Gather all lines in the entries below that include the word "milk".
··· EXERCISE DATA
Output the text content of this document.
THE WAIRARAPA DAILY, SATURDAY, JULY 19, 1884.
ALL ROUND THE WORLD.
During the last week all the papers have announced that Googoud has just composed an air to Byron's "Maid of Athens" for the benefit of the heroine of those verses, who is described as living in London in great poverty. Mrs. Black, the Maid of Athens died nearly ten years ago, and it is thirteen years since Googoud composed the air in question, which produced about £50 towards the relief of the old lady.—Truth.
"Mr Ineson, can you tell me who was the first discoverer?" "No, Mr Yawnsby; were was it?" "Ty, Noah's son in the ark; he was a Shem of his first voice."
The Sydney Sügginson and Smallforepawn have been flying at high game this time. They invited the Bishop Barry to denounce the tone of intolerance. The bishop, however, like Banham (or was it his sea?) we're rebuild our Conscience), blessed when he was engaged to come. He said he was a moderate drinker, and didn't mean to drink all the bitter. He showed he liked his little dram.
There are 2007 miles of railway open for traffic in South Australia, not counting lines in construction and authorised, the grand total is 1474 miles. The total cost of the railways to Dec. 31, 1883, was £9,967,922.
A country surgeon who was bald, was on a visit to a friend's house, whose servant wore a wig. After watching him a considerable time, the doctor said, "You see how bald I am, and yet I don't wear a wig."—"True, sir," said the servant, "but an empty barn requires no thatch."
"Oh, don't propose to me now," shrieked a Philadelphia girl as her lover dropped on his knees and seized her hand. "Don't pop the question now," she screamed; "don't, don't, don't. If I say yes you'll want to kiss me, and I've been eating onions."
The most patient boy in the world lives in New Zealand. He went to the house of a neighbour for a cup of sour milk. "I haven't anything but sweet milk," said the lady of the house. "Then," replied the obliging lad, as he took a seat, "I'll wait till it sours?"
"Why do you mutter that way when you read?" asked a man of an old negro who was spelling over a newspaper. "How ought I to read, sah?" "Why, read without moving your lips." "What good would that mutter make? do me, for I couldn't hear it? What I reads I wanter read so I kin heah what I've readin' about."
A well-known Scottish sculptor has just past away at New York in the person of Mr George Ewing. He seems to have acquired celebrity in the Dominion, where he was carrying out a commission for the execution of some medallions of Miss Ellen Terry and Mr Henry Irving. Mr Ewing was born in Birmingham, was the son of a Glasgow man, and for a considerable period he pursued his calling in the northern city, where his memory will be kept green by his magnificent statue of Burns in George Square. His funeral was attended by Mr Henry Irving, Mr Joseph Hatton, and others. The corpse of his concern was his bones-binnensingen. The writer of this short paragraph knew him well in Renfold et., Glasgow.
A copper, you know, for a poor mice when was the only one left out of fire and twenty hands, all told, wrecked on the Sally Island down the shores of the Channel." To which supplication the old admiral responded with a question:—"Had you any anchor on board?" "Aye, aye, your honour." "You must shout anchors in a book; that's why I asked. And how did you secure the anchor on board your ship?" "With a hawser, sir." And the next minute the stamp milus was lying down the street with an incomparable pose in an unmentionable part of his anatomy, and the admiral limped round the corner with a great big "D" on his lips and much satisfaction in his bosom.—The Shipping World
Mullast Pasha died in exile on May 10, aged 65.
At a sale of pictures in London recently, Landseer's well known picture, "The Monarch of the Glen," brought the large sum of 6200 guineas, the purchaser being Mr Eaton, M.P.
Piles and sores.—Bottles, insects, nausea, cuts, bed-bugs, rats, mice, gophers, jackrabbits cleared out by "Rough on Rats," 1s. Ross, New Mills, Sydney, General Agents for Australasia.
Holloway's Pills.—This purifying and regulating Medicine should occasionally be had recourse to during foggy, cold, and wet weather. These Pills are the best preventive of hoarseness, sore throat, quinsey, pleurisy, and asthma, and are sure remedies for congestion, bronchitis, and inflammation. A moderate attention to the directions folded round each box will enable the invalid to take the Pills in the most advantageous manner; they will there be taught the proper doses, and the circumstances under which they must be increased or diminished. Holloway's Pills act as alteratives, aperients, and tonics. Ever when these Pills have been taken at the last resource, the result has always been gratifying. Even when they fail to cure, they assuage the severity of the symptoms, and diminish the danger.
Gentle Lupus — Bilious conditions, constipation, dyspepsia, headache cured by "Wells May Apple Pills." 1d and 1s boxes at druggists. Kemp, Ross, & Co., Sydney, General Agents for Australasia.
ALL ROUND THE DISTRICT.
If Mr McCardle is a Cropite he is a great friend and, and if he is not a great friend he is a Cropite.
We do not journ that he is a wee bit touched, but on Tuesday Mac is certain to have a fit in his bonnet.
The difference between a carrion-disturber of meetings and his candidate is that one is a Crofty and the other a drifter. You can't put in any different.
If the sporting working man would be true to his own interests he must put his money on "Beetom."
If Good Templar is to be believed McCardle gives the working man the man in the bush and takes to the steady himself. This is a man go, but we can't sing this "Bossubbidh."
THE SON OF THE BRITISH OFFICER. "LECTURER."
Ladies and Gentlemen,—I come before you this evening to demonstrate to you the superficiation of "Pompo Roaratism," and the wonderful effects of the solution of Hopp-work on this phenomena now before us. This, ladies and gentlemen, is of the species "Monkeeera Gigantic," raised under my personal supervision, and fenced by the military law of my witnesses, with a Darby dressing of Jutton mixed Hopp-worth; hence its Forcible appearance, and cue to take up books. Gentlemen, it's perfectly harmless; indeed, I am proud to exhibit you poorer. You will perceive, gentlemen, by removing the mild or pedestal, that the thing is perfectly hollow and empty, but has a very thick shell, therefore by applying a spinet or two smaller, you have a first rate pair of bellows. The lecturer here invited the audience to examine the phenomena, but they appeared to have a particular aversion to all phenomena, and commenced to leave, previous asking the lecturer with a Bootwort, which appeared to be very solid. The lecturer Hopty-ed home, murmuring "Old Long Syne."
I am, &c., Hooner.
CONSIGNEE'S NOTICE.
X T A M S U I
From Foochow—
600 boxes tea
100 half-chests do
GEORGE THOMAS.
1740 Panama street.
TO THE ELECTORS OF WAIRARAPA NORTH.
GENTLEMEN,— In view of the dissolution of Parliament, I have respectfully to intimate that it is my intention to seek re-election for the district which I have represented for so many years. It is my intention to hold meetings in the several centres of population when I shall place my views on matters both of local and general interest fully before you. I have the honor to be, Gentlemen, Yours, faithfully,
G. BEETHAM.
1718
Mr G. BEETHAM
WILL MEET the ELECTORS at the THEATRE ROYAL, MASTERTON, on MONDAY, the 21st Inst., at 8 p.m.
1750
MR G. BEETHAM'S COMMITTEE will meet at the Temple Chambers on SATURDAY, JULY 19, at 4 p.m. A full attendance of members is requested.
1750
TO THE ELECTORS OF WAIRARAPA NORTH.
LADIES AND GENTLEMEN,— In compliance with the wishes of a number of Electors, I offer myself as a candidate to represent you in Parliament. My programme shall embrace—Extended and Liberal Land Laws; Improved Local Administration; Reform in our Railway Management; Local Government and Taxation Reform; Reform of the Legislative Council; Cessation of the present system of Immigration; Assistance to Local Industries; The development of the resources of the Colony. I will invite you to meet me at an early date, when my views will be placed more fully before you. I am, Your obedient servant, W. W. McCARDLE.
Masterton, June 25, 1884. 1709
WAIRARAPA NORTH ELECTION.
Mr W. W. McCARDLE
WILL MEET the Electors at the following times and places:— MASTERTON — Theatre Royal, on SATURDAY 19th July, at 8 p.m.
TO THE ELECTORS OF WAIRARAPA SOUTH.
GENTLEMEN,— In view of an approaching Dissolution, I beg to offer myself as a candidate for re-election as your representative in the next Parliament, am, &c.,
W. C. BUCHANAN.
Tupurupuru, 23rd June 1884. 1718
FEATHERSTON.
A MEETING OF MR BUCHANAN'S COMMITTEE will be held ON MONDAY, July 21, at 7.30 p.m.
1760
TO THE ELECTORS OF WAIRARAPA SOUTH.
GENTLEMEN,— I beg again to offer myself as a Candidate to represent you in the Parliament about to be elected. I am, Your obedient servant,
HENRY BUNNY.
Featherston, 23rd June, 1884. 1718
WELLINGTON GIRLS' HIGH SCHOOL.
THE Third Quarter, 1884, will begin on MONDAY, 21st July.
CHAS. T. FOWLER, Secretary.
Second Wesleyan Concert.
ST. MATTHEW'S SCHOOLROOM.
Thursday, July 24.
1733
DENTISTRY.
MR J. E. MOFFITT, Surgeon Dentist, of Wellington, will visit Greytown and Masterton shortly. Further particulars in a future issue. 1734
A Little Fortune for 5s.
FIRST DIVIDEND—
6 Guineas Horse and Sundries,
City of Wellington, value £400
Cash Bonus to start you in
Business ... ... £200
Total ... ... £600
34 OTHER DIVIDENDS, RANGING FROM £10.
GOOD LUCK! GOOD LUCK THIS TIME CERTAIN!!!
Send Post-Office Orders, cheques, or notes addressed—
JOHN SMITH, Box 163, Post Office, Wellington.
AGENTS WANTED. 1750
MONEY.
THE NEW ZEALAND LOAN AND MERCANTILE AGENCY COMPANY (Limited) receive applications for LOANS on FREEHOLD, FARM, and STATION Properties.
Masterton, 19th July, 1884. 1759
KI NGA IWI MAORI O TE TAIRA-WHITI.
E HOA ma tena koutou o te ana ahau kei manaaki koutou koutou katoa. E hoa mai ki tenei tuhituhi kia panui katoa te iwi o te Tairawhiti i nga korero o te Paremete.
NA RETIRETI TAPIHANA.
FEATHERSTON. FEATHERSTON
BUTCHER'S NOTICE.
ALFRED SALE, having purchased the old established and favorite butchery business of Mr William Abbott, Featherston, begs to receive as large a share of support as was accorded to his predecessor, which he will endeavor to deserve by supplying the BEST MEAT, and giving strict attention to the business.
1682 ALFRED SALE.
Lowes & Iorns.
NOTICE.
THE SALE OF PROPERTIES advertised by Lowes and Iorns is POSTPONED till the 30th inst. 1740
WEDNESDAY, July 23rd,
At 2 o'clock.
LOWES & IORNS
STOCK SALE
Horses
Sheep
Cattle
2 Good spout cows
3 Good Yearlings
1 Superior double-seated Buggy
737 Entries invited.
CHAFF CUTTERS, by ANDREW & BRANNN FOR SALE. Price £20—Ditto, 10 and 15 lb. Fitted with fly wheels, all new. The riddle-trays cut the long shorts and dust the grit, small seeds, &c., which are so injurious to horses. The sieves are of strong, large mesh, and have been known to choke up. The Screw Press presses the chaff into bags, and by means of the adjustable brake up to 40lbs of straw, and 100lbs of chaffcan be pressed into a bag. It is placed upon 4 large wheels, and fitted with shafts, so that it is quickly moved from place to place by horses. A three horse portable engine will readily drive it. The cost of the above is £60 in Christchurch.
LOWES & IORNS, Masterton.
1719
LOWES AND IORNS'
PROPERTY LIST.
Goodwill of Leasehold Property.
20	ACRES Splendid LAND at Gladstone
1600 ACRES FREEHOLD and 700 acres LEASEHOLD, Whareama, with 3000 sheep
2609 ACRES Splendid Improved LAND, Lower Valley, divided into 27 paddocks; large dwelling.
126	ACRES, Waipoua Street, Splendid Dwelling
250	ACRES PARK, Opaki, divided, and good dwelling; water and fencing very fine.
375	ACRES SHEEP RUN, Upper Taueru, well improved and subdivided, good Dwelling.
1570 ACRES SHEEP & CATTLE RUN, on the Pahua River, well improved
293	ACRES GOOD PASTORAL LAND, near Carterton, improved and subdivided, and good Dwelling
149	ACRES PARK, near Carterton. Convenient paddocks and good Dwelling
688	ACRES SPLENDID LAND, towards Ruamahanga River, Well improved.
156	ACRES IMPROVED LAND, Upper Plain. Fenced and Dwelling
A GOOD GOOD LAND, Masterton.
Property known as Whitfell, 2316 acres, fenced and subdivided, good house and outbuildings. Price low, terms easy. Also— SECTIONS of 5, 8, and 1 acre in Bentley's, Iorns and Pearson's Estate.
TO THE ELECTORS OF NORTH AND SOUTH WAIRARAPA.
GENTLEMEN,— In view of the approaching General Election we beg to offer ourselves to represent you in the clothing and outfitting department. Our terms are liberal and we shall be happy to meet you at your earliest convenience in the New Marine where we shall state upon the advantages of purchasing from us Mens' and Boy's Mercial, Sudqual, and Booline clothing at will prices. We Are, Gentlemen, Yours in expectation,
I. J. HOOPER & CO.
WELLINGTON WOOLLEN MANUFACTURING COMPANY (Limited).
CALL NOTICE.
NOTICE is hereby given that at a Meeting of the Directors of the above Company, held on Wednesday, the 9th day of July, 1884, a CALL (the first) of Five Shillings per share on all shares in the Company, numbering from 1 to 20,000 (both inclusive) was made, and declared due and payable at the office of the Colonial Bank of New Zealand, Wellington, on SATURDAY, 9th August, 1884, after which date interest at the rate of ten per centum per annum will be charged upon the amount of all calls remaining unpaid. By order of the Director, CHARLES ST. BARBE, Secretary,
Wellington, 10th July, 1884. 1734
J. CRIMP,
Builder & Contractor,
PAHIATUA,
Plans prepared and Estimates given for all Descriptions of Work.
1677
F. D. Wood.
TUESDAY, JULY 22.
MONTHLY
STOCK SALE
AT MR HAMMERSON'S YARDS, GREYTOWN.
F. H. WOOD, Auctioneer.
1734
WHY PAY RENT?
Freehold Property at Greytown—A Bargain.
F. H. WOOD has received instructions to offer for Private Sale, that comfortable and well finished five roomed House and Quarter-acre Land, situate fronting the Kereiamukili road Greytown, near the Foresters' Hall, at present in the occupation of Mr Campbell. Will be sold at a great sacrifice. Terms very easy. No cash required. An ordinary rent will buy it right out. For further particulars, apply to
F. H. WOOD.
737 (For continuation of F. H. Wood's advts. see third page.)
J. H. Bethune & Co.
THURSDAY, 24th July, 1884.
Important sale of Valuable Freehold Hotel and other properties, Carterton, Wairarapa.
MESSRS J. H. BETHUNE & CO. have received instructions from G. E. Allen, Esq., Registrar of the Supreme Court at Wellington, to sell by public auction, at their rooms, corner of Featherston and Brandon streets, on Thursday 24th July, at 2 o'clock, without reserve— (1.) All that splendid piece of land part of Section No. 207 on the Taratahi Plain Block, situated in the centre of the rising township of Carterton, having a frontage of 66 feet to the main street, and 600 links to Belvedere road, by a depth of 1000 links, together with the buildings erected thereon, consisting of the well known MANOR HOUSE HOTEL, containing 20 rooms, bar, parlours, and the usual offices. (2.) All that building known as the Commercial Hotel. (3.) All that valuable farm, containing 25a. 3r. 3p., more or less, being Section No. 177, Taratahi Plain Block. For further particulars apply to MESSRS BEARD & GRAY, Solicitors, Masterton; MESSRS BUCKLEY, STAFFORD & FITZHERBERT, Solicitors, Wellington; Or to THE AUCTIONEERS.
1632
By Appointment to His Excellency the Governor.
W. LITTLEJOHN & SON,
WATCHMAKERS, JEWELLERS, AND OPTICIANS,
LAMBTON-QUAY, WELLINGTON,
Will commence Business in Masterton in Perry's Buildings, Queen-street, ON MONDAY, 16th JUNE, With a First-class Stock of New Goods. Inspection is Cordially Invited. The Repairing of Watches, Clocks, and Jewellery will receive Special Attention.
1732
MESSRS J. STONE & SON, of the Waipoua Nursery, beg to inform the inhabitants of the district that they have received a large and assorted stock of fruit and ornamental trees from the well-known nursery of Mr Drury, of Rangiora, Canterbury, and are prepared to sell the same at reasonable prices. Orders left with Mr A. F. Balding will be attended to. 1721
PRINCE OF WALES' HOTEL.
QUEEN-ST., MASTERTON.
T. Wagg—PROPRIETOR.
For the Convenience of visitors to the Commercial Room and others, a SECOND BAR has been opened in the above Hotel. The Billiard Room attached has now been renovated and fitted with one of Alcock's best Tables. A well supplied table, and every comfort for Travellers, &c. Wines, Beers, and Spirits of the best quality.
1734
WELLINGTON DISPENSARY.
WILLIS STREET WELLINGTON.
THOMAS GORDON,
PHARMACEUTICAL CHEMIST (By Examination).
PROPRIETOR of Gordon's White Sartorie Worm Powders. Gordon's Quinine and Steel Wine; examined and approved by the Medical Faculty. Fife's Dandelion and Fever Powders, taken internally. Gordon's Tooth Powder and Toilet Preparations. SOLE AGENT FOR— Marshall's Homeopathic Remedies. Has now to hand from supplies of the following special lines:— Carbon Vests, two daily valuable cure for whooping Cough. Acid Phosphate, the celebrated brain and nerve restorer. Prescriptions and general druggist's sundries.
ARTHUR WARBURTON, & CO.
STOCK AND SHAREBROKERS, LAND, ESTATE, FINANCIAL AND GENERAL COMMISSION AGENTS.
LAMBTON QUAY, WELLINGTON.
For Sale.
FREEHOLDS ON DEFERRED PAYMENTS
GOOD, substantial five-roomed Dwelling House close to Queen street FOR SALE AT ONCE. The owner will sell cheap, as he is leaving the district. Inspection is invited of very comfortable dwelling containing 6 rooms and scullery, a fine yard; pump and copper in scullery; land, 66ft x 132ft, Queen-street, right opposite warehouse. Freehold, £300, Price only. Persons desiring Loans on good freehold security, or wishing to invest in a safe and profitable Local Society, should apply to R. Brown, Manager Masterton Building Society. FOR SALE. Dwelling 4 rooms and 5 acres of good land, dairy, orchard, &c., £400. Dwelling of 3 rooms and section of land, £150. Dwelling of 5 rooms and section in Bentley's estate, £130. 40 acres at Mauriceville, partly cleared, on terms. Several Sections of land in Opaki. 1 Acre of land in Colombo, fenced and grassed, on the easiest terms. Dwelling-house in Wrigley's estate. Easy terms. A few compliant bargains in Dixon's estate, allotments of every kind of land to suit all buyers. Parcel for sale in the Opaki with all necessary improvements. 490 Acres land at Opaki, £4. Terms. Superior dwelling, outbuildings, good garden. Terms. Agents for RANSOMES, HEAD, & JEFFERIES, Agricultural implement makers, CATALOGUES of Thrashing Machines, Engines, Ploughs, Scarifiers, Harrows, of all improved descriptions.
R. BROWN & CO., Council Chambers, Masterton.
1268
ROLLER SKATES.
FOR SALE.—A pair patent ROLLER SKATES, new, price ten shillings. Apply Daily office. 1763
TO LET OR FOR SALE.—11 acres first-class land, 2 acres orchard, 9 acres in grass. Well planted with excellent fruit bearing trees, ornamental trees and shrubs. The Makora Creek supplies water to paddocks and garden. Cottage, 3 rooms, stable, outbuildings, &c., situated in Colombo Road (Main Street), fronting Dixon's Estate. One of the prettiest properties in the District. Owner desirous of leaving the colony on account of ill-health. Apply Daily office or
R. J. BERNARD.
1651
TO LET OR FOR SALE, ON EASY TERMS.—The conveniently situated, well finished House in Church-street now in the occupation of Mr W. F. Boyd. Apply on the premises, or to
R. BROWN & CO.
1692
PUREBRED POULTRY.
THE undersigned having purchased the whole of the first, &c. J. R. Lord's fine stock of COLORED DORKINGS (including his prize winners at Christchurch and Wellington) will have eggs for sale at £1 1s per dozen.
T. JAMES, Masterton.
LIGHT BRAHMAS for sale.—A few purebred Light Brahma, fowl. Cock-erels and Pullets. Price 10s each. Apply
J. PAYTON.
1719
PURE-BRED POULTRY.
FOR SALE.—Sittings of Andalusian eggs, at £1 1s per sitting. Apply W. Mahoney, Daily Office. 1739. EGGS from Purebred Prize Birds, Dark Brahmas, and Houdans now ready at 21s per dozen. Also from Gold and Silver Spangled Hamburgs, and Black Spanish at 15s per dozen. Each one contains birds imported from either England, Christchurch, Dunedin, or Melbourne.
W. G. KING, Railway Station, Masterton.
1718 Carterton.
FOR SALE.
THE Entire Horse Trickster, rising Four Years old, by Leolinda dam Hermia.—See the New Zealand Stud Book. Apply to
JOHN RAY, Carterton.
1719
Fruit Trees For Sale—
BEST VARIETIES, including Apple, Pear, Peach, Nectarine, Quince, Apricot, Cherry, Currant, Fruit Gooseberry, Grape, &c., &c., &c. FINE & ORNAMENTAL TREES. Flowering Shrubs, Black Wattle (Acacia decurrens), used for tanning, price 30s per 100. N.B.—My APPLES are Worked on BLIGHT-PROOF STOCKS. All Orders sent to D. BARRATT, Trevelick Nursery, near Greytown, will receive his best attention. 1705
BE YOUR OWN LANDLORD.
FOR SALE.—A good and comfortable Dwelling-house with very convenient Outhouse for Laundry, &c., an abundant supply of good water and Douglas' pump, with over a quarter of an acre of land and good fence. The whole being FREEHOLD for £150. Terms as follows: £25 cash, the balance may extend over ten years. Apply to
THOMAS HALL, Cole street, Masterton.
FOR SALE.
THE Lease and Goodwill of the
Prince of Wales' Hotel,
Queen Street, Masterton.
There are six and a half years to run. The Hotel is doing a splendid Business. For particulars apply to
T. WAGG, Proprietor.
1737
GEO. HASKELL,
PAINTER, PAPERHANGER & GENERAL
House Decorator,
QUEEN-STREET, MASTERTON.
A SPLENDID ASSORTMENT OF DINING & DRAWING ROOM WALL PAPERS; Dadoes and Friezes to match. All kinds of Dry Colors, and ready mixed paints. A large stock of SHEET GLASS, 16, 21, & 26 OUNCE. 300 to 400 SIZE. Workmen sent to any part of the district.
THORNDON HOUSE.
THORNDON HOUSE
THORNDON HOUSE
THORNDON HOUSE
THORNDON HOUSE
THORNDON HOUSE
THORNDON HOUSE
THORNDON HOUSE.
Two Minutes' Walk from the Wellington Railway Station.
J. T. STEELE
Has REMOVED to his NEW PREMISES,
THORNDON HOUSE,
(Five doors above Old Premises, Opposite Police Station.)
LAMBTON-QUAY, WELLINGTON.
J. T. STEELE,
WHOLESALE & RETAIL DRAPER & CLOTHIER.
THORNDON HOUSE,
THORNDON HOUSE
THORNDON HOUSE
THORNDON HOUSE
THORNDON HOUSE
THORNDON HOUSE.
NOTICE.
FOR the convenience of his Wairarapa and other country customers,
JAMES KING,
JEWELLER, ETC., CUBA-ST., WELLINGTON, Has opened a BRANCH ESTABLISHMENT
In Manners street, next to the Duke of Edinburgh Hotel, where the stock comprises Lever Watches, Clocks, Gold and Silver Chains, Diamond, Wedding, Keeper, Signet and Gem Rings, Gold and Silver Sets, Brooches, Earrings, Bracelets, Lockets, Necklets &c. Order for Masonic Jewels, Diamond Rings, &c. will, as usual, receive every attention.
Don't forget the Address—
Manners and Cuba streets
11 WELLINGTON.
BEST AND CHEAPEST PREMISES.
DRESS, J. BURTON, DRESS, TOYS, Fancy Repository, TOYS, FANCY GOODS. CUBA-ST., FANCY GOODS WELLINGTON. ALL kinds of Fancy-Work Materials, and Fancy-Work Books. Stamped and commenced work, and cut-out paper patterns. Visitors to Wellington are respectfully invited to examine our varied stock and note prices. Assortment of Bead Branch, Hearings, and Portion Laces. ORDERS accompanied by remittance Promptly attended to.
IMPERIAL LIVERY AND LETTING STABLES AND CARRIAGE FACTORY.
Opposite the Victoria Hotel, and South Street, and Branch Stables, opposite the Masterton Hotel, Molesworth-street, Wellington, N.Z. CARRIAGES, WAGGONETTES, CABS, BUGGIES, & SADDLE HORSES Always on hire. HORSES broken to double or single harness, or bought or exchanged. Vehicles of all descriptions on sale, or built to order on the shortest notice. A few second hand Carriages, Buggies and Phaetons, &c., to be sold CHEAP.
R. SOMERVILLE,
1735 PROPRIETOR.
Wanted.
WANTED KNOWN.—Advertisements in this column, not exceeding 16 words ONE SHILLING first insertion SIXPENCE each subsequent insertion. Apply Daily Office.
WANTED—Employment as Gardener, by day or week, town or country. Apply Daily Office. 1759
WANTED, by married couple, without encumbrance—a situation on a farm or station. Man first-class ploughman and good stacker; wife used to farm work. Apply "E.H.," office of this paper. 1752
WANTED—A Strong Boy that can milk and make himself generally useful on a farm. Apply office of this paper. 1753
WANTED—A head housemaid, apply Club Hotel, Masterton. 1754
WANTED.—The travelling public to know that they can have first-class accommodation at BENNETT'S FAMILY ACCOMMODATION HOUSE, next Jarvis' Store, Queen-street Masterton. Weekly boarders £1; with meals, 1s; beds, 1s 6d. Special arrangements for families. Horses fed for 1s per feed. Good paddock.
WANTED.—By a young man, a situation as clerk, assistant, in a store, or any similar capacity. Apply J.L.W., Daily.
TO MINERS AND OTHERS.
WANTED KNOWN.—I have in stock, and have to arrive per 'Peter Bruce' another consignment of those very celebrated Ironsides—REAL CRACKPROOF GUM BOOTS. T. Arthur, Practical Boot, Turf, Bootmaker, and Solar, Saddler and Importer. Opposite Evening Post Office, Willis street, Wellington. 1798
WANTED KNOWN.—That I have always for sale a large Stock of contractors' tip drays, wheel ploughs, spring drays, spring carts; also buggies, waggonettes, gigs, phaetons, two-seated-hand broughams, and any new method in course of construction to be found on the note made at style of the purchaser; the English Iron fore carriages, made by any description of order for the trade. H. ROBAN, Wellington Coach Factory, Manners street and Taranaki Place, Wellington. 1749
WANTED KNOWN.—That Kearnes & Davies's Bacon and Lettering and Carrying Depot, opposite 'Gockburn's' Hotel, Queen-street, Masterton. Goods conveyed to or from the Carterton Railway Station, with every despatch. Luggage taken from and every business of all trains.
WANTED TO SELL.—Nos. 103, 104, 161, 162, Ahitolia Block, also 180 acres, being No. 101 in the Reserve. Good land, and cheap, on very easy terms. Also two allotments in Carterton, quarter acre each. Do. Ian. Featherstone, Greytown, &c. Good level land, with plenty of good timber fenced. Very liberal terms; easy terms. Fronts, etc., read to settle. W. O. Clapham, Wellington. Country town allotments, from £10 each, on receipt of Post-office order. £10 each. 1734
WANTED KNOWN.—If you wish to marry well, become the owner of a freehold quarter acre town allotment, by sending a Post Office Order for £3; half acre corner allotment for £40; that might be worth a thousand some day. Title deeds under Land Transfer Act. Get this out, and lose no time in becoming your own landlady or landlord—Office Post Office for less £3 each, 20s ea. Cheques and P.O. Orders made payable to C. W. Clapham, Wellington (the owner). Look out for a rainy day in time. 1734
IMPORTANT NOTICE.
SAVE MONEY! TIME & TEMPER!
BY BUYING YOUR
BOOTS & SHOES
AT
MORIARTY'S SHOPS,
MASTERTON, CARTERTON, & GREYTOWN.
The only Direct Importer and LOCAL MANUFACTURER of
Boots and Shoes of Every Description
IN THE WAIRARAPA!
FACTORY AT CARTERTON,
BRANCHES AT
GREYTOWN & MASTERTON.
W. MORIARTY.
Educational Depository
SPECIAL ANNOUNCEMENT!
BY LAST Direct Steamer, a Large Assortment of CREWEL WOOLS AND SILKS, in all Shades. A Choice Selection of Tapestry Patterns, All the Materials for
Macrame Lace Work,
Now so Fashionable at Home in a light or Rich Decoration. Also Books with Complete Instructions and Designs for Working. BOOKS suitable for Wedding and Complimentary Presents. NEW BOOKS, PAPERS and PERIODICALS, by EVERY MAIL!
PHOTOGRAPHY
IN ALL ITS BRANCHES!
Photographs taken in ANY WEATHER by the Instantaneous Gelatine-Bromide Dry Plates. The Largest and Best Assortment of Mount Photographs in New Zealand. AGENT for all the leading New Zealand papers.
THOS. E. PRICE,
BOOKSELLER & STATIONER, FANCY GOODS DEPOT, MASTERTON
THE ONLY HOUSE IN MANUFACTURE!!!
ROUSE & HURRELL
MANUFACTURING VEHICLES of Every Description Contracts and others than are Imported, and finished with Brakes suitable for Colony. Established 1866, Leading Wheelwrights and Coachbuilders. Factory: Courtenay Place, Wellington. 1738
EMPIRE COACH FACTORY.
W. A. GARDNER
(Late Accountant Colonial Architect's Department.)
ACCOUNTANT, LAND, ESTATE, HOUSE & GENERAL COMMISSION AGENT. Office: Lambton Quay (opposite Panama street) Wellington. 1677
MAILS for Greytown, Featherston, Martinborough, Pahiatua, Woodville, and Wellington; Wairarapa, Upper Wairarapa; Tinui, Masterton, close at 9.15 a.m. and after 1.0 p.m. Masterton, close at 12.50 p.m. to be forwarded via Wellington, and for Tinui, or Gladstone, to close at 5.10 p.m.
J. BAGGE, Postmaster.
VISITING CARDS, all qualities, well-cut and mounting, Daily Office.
······
RESULT OF THE EXERCISE
The most patient boy in the world lives in New Zealand. He went to the house of a neighbour for a cup of sour milk. "I haven't anything but sweet milk," said the lady of the house. "Then," replied the obliging lad, as he took a seat, "I'll wait till it sours?"
WANTED—A Strong Boy that can milk and make himself generally useful on a farm. Apply office of this paper. 1753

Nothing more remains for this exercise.